**Your task:** Only lines holding the word "name" should be copied from the material.
— start Material supplied —
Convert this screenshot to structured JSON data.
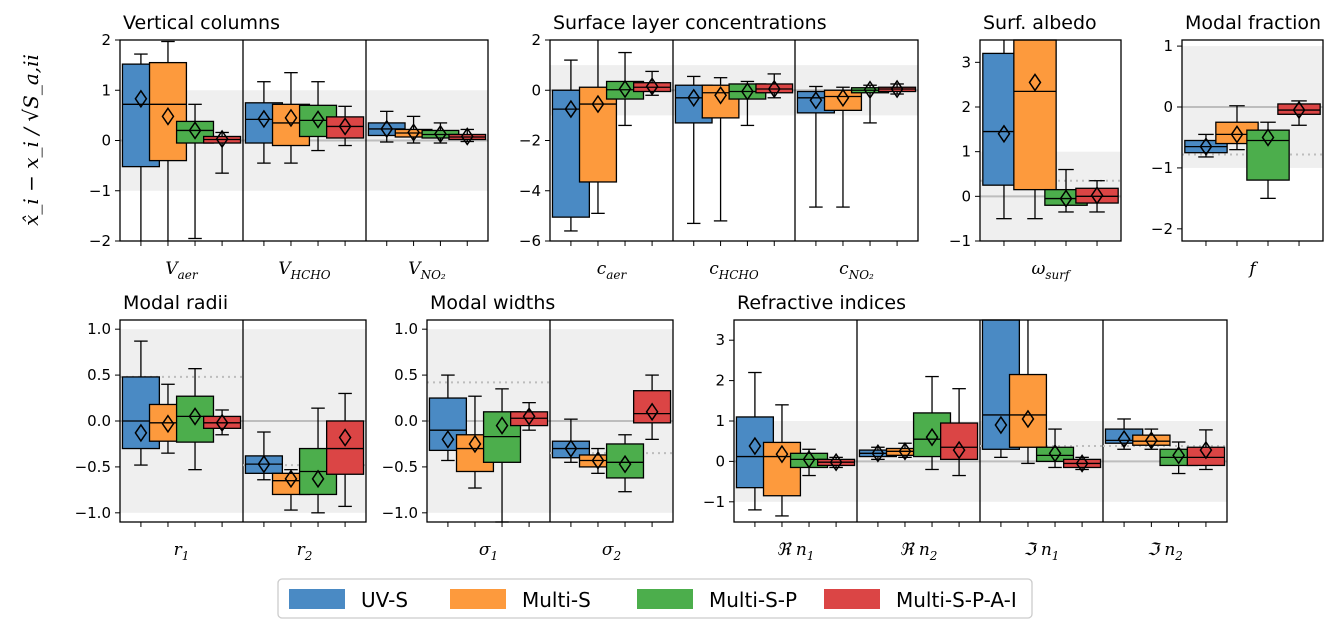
{
  "chart_data": {
    "type": "box",
    "y_axis_label": "x̂_i − x_i / √S_a,ii",
    "series": [
      {
        "name": "UV-S",
        "color": "#4a8ac4"
      },
      {
        "name": "Multi-S",
        "color": "#fd9a3d"
      },
      {
        "name": "Multi-S-P",
        "color": "#4cae4c"
      },
      {
        "name": "Multi-S-P-A-I",
        "color": "#db4545"
      }
    ],
    "panels": [
      {
        "title": "Vertical columns",
        "ylim": [
          -2,
          2
        ],
        "yticks": [
          "-2",
          "-1",
          "0",
          "1",
          "2"
        ],
        "shade": [
          -1,
          1
        ],
        "groups": [
          {
            "label": "V_aer",
            "ref_line": null,
            "boxes": [
              {
                "q1": -0.52,
                "median": 0.72,
                "q3": 1.52,
                "whislo": -2.2,
                "whishi": 1.72,
                "mean": 0.83
              },
              {
                "q1": -0.4,
                "median": 0.72,
                "q3": 1.55,
                "whislo": -2.2,
                "whishi": 1.97,
                "mean": 0.48
              },
              {
                "q1": -0.05,
                "median": 0.2,
                "q3": 0.38,
                "whislo": -1.95,
                "whishi": 0.72,
                "mean": 0.2
              },
              {
                "q1": -0.05,
                "median": 0.02,
                "q3": 0.08,
                "whislo": -0.65,
                "whishi": 0.16,
                "mean": 0.03
              }
            ]
          },
          {
            "label": "V_HCHO",
            "ref_line": null,
            "boxes": [
              {
                "q1": -0.05,
                "median": 0.42,
                "q3": 0.75,
                "whislo": -0.45,
                "whishi": 1.17,
                "mean": 0.43
              },
              {
                "q1": -0.1,
                "median": 0.35,
                "q3": 0.72,
                "whislo": -0.45,
                "whishi": 1.35,
                "mean": 0.45
              },
              {
                "q1": 0.08,
                "median": 0.4,
                "q3": 0.7,
                "whislo": -0.2,
                "whishi": 1.17,
                "mean": 0.42
              },
              {
                "q1": 0.05,
                "median": 0.28,
                "q3": 0.47,
                "whislo": -0.1,
                "whishi": 0.68,
                "mean": 0.28
              }
            ]
          },
          {
            "label": "V_NO2",
            "ref_line": null,
            "boxes": [
              {
                "q1": 0.1,
                "median": 0.23,
                "q3": 0.35,
                "whislo": -0.03,
                "whishi": 0.58,
                "mean": 0.23
              },
              {
                "q1": 0.07,
                "median": 0.15,
                "q3": 0.22,
                "whislo": -0.05,
                "whishi": 0.48,
                "mean": 0.16
              },
              {
                "q1": 0.05,
                "median": 0.12,
                "q3": 0.2,
                "whislo": -0.05,
                "whishi": 0.35,
                "mean": 0.13
              },
              {
                "q1": 0.02,
                "median": 0.07,
                "q3": 0.12,
                "whislo": -0.02,
                "whishi": 0.22,
                "mean": 0.08
              }
            ]
          }
        ]
      },
      {
        "title": "Surface layer concentrations",
        "ylim": [
          -6,
          2
        ],
        "yticks": [
          "-6",
          "-4",
          "-2",
          "0",
          "2"
        ],
        "shade": [
          -1,
          1
        ],
        "groups": [
          {
            "label": "c_aer",
            "ref_line": null,
            "boxes": [
              {
                "q1": -5.05,
                "median": -0.75,
                "q3": 0.0,
                "whislo": -5.6,
                "whishi": 1.2,
                "mean": -0.75
              },
              {
                "q1": -3.65,
                "median": -0.55,
                "q3": 0.12,
                "whislo": -4.9,
                "whishi": 2.2,
                "mean": -0.55
              },
              {
                "q1": -0.35,
                "median": 0.02,
                "q3": 0.35,
                "whislo": -1.4,
                "whishi": 1.5,
                "mean": 0.05
              },
              {
                "q1": -0.05,
                "median": 0.12,
                "q3": 0.3,
                "whislo": -0.2,
                "whishi": 0.75,
                "mean": 0.15
              }
            ]
          },
          {
            "label": "c_HCHO",
            "ref_line": null,
            "boxes": [
              {
                "q1": -1.3,
                "median": -0.3,
                "q3": 0.2,
                "whislo": -5.3,
                "whishi": 0.55,
                "mean": -0.3
              },
              {
                "q1": -1.1,
                "median": -0.1,
                "q3": 0.2,
                "whislo": -5.2,
                "whishi": 0.5,
                "mean": -0.2
              },
              {
                "q1": -0.35,
                "median": -0.05,
                "q3": 0.25,
                "whislo": -1.4,
                "whishi": 0.35,
                "mean": -0.05
              },
              {
                "q1": -0.1,
                "median": 0.05,
                "q3": 0.25,
                "whislo": -0.3,
                "whishi": 0.65,
                "mean": 0.05
              }
            ]
          },
          {
            "label": "c_NO2",
            "ref_line": null,
            "boxes": [
              {
                "q1": -0.9,
                "median": -0.3,
                "q3": -0.05,
                "whislo": -4.65,
                "whishi": 0.15,
                "mean": -0.4
              },
              {
                "q1": -0.8,
                "median": -0.25,
                "q3": 0.0,
                "whislo": -4.65,
                "whishi": 0.12,
                "mean": -0.3
              },
              {
                "q1": -0.1,
                "median": 0.0,
                "q3": 0.1,
                "whislo": -1.3,
                "whishi": 0.2,
                "mean": 0.02
              },
              {
                "q1": -0.05,
                "median": 0.05,
                "q3": 0.12,
                "whislo": -0.15,
                "whishi": 0.25,
                "mean": 0.05
              }
            ]
          }
        ]
      },
      {
        "title": "Surf. albedo",
        "ylim": [
          -1,
          3.5
        ],
        "yticks": [
          "-1",
          "0",
          "1",
          "2",
          "3"
        ],
        "shade": [
          -1,
          1
        ],
        "groups": [
          {
            "label": "ω_surf",
            "ref_line": 0.35,
            "boxes": [
              {
                "q1": 0.25,
                "median": 1.45,
                "q3": 3.2,
                "whislo": -0.5,
                "whishi": 3.6,
                "mean": 1.4
              },
              {
                "q1": 0.15,
                "median": 2.35,
                "q3": 3.6,
                "whislo": -0.5,
                "whishi": 3.6,
                "mean": 2.55
              },
              {
                "q1": -0.2,
                "median": -0.05,
                "q3": 0.15,
                "whislo": -0.35,
                "whishi": 0.6,
                "mean": -0.05
              },
              {
                "q1": -0.15,
                "median": 0.0,
                "q3": 0.18,
                "whislo": -0.35,
                "whishi": 0.35,
                "mean": 0.02
              }
            ]
          }
        ]
      },
      {
        "title": "Modal fraction",
        "ylim": [
          -2.2,
          1.1
        ],
        "yticks": [
          "-2",
          "-1",
          "0",
          "1"
        ],
        "shade": [
          -1,
          1
        ],
        "groups": [
          {
            "label": "f",
            "ref_line": -0.78,
            "boxes": [
              {
                "q1": -0.75,
                "median": -0.65,
                "q3": -0.55,
                "whislo": -0.82,
                "whishi": -0.45,
                "mean": -0.65
              },
              {
                "q1": -0.6,
                "median": -0.45,
                "q3": -0.25,
                "whislo": -0.7,
                "whishi": 0.02,
                "mean": -0.45
              },
              {
                "q1": -1.2,
                "median": -0.55,
                "q3": -0.38,
                "whislo": -1.5,
                "whishi": -0.25,
                "mean": -0.5
              },
              {
                "q1": -0.12,
                "median": -0.05,
                "q3": 0.05,
                "whislo": -0.3,
                "whishi": 0.1,
                "mean": -0.05
              }
            ]
          }
        ]
      },
      {
        "title": "Modal radii",
        "ylim": [
          -1.1,
          1.1
        ],
        "yticks": [
          "-1.0",
          "-0.5",
          "0.0",
          "0.5",
          "1.0"
        ],
        "shade": [
          -1,
          1
        ],
        "groups": [
          {
            "label": "r_1",
            "ref_line": 0.48,
            "boxes": [
              {
                "q1": -0.3,
                "median": 0.0,
                "q3": 0.48,
                "whislo": -0.48,
                "whishi": 0.87,
                "mean": -0.13
              },
              {
                "q1": -0.22,
                "median": -0.02,
                "q3": 0.18,
                "whislo": -0.35,
                "whishi": 0.4,
                "mean": -0.03
              },
              {
                "q1": -0.23,
                "median": 0.05,
                "q3": 0.27,
                "whislo": -0.53,
                "whishi": 0.57,
                "mean": 0.05
              },
              {
                "q1": -0.08,
                "median": -0.02,
                "q3": 0.05,
                "whislo": -0.15,
                "whishi": 0.12,
                "mean": -0.02
              }
            ]
          },
          {
            "label": "r_2",
            "ref_line": -0.48,
            "boxes": [
              {
                "q1": -0.57,
                "median": -0.47,
                "q3": -0.38,
                "whislo": -0.64,
                "whishi": -0.12,
                "mean": -0.47
              },
              {
                "q1": -0.8,
                "median": -0.65,
                "q3": -0.57,
                "whislo": -0.97,
                "whishi": -0.53,
                "mean": -0.63
              },
              {
                "q1": -0.8,
                "median": -0.55,
                "q3": -0.3,
                "whislo": -1.0,
                "whishi": 0.14,
                "mean": -0.63
              },
              {
                "q1": -0.58,
                "median": -0.3,
                "q3": 0.0,
                "whislo": -0.93,
                "whishi": 0.3,
                "mean": -0.18
              }
            ]
          }
        ]
      },
      {
        "title": "Modal widths",
        "ylim": [
          -1.1,
          1.1
        ],
        "yticks": [
          "-1.0",
          "-0.5",
          "0.0",
          "0.5",
          "1.0"
        ],
        "shade": [
          -1,
          1
        ],
        "groups": [
          {
            "label": "σ_1",
            "ref_line": 0.42,
            "boxes": [
              {
                "q1": -0.32,
                "median": -0.1,
                "q3": 0.25,
                "whislo": -0.43,
                "whishi": 0.5,
                "mean": -0.2
              },
              {
                "q1": -0.55,
                "median": -0.3,
                "q3": -0.15,
                "whislo": -0.73,
                "whishi": 0.27,
                "mean": -0.25
              },
              {
                "q1": -0.45,
                "median": -0.17,
                "q3": 0.1,
                "whislo": -1.1,
                "whishi": 0.35,
                "mean": -0.05
              },
              {
                "q1": -0.05,
                "median": 0.03,
                "q3": 0.1,
                "whislo": -0.1,
                "whishi": 0.2,
                "mean": 0.05
              }
            ]
          },
          {
            "label": "σ_2",
            "ref_line": -0.35,
            "boxes": [
              {
                "q1": -0.4,
                "median": -0.3,
                "q3": -0.22,
                "whislo": -0.45,
                "whishi": 0.02,
                "mean": -0.3
              },
              {
                "q1": -0.5,
                "median": -0.43,
                "q3": -0.37,
                "whislo": -0.57,
                "whishi": -0.3,
                "mean": -0.43
              },
              {
                "q1": -0.62,
                "median": -0.45,
                "q3": -0.25,
                "whislo": -0.77,
                "whishi": -0.15,
                "mean": -0.47
              },
              {
                "q1": -0.02,
                "median": 0.08,
                "q3": 0.33,
                "whislo": -0.2,
                "whishi": 0.5,
                "mean": 0.1
              }
            ]
          }
        ]
      },
      {
        "title": "Refractive indices",
        "ylim": [
          -1.5,
          3.5
        ],
        "yticks": [
          "-1",
          "0",
          "1",
          "2",
          "3"
        ],
        "shade": [
          -1,
          1
        ],
        "groups": [
          {
            "label": "ℜ n_1",
            "ref_line": null,
            "boxes": [
              {
                "q1": -0.65,
                "median": 0.12,
                "q3": 1.1,
                "whislo": -1.2,
                "whishi": 2.2,
                "mean": 0.38
              },
              {
                "q1": -0.85,
                "median": 0.12,
                "q3": 0.47,
                "whislo": -1.35,
                "whishi": 1.4,
                "mean": 0.18
              },
              {
                "q1": -0.15,
                "median": 0.05,
                "q3": 0.2,
                "whislo": -0.35,
                "whishi": 0.3,
                "mean": 0.05
              },
              {
                "q1": -0.1,
                "median": -0.02,
                "q3": 0.05,
                "whislo": -0.15,
                "whishi": 0.1,
                "mean": -0.02
              }
            ]
          },
          {
            "label": "ℜ n_2",
            "ref_line": null,
            "boxes": [
              {
                "q1": 0.12,
                "median": 0.2,
                "q3": 0.28,
                "whislo": 0.05,
                "whishi": 0.35,
                "mean": 0.2
              },
              {
                "q1": 0.15,
                "median": 0.25,
                "q3": 0.32,
                "whislo": 0.1,
                "whishi": 0.45,
                "mean": 0.25
              },
              {
                "q1": 0.12,
                "median": 0.55,
                "q3": 1.2,
                "whislo": -0.2,
                "whishi": 2.1,
                "mean": 0.6
              },
              {
                "q1": 0.05,
                "median": 0.35,
                "q3": 0.95,
                "whislo": -0.35,
                "whishi": 1.8,
                "mean": 0.28
              }
            ]
          },
          {
            "label": "ℑ n_1",
            "ref_line": 0.38,
            "boxes": [
              {
                "q1": 0.3,
                "median": 1.15,
                "q3": 3.6,
                "whislo": 0.1,
                "whishi": 3.6,
                "mean": 0.9
              },
              {
                "q1": 0.35,
                "median": 1.15,
                "q3": 2.15,
                "whislo": -0.05,
                "whishi": 3.6,
                "mean": 1.05
              },
              {
                "q1": 0.0,
                "median": 0.15,
                "q3": 0.35,
                "whislo": -0.15,
                "whishi": 0.8,
                "mean": 0.2
              },
              {
                "q1": -0.15,
                "median": -0.05,
                "q3": 0.05,
                "whislo": -0.2,
                "whishi": 0.1,
                "mean": -0.05
              }
            ]
          },
          {
            "label": "ℑ n_2",
            "ref_line": 0.38,
            "boxes": [
              {
                "q1": 0.45,
                "median": 0.52,
                "q3": 0.8,
                "whislo": 0.3,
                "whishi": 1.05,
                "mean": 0.55
              },
              {
                "q1": 0.4,
                "median": 0.5,
                "q3": 0.65,
                "whislo": 0.3,
                "whishi": 0.8,
                "mean": 0.52
              },
              {
                "q1": -0.1,
                "median": 0.1,
                "q3": 0.3,
                "whislo": -0.3,
                "whishi": 0.48,
                "mean": 0.15
              },
              {
                "q1": -0.1,
                "median": 0.1,
                "q3": 0.35,
                "whislo": -0.2,
                "whishi": 0.78,
                "mean": 0.28
              }
            ]
          }
        ]
      }
    ]
  },
  "ui": {
    "background": "#ffffff",
    "shade_color": "#efefef",
    "zero_line_color": "#bdbdbd",
    "ref_line_color": "#bdbdbd"
  }
}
— end Material supplied —
**Solution below:**
        "name": "UV-S",
        "name": "Multi-S",
        "name": "Multi-S-P",
        "name": "Multi-S-P-A-I",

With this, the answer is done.